Could you copy every line of the records below character for character, leaving nothing out and changing nothing?

---------------

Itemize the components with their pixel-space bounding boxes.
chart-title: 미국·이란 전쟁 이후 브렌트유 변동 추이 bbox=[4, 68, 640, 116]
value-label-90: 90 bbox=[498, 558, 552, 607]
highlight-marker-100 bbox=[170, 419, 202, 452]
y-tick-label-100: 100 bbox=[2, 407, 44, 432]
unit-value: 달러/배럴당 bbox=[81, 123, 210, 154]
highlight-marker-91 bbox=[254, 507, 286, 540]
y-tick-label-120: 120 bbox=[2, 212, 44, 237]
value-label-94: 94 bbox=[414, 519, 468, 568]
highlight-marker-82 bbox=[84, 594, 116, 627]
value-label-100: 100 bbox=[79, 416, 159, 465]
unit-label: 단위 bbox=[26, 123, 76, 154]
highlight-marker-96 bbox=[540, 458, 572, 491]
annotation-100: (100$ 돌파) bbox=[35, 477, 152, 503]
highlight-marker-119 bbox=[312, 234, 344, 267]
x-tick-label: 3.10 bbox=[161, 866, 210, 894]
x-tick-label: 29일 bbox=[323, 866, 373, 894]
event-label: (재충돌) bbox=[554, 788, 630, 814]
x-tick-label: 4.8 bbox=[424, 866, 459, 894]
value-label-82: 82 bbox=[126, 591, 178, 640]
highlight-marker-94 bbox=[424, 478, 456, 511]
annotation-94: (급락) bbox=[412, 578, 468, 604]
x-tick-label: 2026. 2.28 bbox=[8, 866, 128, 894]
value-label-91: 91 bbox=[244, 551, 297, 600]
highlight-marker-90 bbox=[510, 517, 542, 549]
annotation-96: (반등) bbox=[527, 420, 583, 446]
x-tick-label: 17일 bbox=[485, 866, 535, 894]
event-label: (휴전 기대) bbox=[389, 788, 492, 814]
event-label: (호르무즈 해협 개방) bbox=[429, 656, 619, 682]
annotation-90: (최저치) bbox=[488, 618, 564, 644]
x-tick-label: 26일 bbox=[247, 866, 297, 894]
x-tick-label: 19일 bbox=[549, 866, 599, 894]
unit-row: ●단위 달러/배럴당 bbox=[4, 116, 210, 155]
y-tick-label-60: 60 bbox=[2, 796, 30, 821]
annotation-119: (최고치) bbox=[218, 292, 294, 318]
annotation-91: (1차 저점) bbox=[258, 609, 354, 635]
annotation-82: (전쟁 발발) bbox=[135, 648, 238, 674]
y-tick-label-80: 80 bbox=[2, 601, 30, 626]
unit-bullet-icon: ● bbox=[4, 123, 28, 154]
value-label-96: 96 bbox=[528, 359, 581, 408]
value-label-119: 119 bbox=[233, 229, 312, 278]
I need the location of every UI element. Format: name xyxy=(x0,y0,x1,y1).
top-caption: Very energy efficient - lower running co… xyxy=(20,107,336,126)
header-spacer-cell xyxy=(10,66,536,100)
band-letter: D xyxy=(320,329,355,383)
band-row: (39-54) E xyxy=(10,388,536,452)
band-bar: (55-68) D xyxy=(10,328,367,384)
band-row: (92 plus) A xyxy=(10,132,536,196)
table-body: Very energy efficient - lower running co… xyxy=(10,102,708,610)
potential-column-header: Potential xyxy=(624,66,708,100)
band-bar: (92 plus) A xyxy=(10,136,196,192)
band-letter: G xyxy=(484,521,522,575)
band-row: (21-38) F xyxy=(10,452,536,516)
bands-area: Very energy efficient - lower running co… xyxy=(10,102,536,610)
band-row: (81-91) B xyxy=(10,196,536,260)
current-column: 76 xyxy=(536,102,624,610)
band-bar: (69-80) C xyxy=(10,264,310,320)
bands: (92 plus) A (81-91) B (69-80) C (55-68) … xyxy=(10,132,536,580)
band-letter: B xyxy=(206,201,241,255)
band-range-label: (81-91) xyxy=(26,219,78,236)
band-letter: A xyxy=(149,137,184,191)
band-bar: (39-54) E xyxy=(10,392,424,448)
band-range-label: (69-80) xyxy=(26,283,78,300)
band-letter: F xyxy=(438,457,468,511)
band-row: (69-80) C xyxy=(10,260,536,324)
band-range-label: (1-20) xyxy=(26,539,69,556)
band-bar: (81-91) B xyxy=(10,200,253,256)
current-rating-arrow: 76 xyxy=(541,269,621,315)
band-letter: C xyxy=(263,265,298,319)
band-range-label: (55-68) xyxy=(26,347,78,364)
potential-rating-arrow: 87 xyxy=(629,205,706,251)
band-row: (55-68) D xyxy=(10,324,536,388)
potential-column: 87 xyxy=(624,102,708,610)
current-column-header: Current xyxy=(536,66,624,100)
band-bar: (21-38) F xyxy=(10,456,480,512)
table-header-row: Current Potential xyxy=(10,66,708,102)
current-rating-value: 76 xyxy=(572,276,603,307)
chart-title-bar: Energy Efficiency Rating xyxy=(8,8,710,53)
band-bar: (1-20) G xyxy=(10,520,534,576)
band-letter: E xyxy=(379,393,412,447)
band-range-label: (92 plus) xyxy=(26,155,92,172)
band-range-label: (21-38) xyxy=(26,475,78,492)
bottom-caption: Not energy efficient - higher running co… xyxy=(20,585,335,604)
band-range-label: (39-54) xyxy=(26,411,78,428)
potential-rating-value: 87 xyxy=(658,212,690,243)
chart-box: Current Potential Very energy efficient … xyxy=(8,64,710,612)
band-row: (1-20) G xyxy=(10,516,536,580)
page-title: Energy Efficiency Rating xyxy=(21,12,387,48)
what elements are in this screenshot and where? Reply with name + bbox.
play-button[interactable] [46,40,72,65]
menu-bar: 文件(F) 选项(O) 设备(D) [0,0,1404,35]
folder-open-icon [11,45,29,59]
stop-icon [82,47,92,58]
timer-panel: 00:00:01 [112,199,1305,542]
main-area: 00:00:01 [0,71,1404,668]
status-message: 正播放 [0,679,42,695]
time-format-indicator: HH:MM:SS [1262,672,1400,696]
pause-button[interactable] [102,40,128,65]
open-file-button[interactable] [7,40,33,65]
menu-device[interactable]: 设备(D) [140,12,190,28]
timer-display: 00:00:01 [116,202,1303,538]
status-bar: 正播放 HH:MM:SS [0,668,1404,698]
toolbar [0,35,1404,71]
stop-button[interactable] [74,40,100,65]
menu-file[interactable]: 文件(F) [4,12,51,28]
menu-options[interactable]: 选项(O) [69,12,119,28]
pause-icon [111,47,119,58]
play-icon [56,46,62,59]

---------------

ANSWER.
Itemize the components with their pixel-space bounding boxes.
chart-title: 미국·이란 전쟁 이후 브렌트유 변동 추이 bbox=[4, 68, 640, 116]
value-label-90: 90 bbox=[498, 558, 552, 607]
highlight-marker-100 bbox=[170, 419, 202, 452]
y-tick-label-100: 100 bbox=[2, 407, 44, 432]
unit-value: 달러/배럴당 bbox=[81, 123, 210, 154]
highlight-marker-91 bbox=[254, 507, 286, 540]
y-tick-label-120: 120 bbox=[2, 212, 44, 237]
value-label-94: 94 bbox=[414, 519, 468, 568]
highlight-marker-82 bbox=[84, 594, 116, 627]
value-label-100: 100 bbox=[79, 416, 159, 465]
unit-label: 단위 bbox=[26, 123, 76, 154]
highlight-marker-96 bbox=[540, 458, 572, 491]
annotation-100: (100$ 돌파) bbox=[35, 477, 152, 503]
highlight-marker-119 bbox=[312, 234, 344, 267]
x-tick-label: 3.10 bbox=[161, 866, 210, 894]
x-tick-label: 29일 bbox=[323, 866, 373, 894]
event-label: (재충돌) bbox=[554, 788, 630, 814]
x-tick-label: 4.8 bbox=[424, 866, 459, 894]
value-label-82: 82 bbox=[126, 591, 178, 640]
highlight-marker-94 bbox=[424, 478, 456, 511]
annotation-94: (급락) bbox=[412, 578, 468, 604]
x-tick-label: 2026. 2.28 bbox=[8, 866, 128, 894]
value-label-91: 91 bbox=[244, 551, 297, 600]
highlight-marker-90 bbox=[510, 517, 542, 549]
annotation-96: (반등) bbox=[527, 420, 583, 446]
x-tick-label: 17일 bbox=[485, 866, 535, 894]
event-label: (휴전 기대) bbox=[389, 788, 492, 814]
event-label: (호르무즈 해협 개방) bbox=[429, 656, 619, 682]
annotation-90: (최저치) bbox=[488, 618, 564, 644]
x-tick-label: 26일 bbox=[247, 866, 297, 894]
x-tick-label: 19일 bbox=[549, 866, 599, 894]
unit-row: ●단위 달러/배럴당 bbox=[4, 116, 210, 155]
y-tick-label-60: 60 bbox=[2, 796, 30, 821]
annotation-119: (최고치) bbox=[218, 292, 294, 318]
annotation-91: (1차 저점) bbox=[258, 609, 354, 635]
annotation-82: (전쟁 발발) bbox=[135, 648, 238, 674]
y-tick-label-80: 80 bbox=[2, 601, 30, 626]
unit-bullet-icon: ● bbox=[4, 123, 28, 154]
value-label-96: 96 bbox=[528, 359, 581, 408]
value-label-119: 119 bbox=[233, 229, 312, 278]
I need the location of every UI element. Format: name xyxy=(x0,y0,x1,y1).
top-caption: Very energy efficient - lower running co… xyxy=(20,107,336,126)
header-spacer-cell xyxy=(10,66,536,100)
band-letter: D xyxy=(320,329,355,383)
band-row: (39-54) E xyxy=(10,388,536,452)
band-bar: (55-68) D xyxy=(10,328,367,384)
band-row: (92 plus) A xyxy=(10,132,536,196)
table-body: Very energy efficient - lower running co… xyxy=(10,102,708,610)
potential-column-header: Potential xyxy=(624,66,708,100)
band-bar: (92 plus) A xyxy=(10,136,196,192)
band-letter: G xyxy=(484,521,522,575)
band-row: (21-38) F xyxy=(10,452,536,516)
bands-area: Very energy efficient - lower running co… xyxy=(10,102,536,610)
band-row: (81-91) B xyxy=(10,196,536,260)
current-column: 76 xyxy=(536,102,624,610)
band-bar: (69-80) C xyxy=(10,264,310,320)
bands: (92 plus) A (81-91) B (69-80) C (55-68) … xyxy=(10,132,536,580)
band-letter: B xyxy=(206,201,241,255)
band-range-label: (81-91) xyxy=(26,219,78,236)
band-letter: A xyxy=(149,137,184,191)
band-bar: (39-54) E xyxy=(10,392,424,448)
band-range-label: (69-80) xyxy=(26,283,78,300)
band-letter: F xyxy=(438,457,468,511)
band-row: (69-80) C xyxy=(10,260,536,324)
band-range-label: (1-20) xyxy=(26,539,69,556)
band-bar: (81-91) B xyxy=(10,200,253,256)
current-rating-arrow: 76 xyxy=(541,269,621,315)
band-letter: C xyxy=(263,265,298,319)
band-range-label: (55-68) xyxy=(26,347,78,364)
potential-rating-arrow: 87 xyxy=(629,205,706,251)
band-row: (55-68) D xyxy=(10,324,536,388)
potential-column: 87 xyxy=(624,102,708,610)
current-column-header: Current xyxy=(536,66,624,100)
band-bar: (21-38) F xyxy=(10,456,480,512)
table-header-row: Current Potential xyxy=(10,66,708,102)
current-rating-value: 76 xyxy=(572,276,603,307)
chart-title-bar: Energy Efficiency Rating xyxy=(8,8,710,53)
band-bar: (1-20) G xyxy=(10,520,534,576)
band-letter: E xyxy=(379,393,412,447)
band-range-label: (92 plus) xyxy=(26,155,92,172)
band-range-label: (21-38) xyxy=(26,475,78,492)
bottom-caption: Not energy efficient - higher running co… xyxy=(20,585,335,604)
band-range-label: (39-54) xyxy=(26,411,78,428)
potential-rating-value: 87 xyxy=(658,212,690,243)
chart-box: Current Potential Very energy efficient … xyxy=(8,64,710,612)
band-row: (1-20) G xyxy=(10,516,536,580)
page-title: Energy Efficiency Rating xyxy=(21,12,387,48)
what elements are in this screenshot and where? Reply with name + bbox.
play-button[interactable] [46,40,72,65]
menu-bar: 文件(F) 选项(O) 设备(D) [0,0,1404,35]
folder-open-icon [11,45,29,59]
stop-icon [82,47,92,58]
timer-panel: 00:00:01 [112,199,1305,542]
main-area: 00:00:01 [0,71,1404,668]
status-message: 正播放 [0,679,42,695]
time-format-indicator: HH:MM:SS [1262,672,1400,696]
pause-button[interactable] [102,40,128,65]
open-file-button[interactable] [7,40,33,65]
menu-device[interactable]: 设备(D) [140,12,190,28]
timer-display: 00:00:01 [116,202,1303,538]
status-bar: 正播放 HH:MM:SS [0,668,1404,698]
toolbar [0,35,1404,71]
stop-button[interactable] [74,40,100,65]
menu-file[interactable]: 文件(F) [4,12,51,28]
menu-options[interactable]: 选项(O) [69,12,119,28]
pause-icon [111,47,119,58]
play-icon [56,46,62,59]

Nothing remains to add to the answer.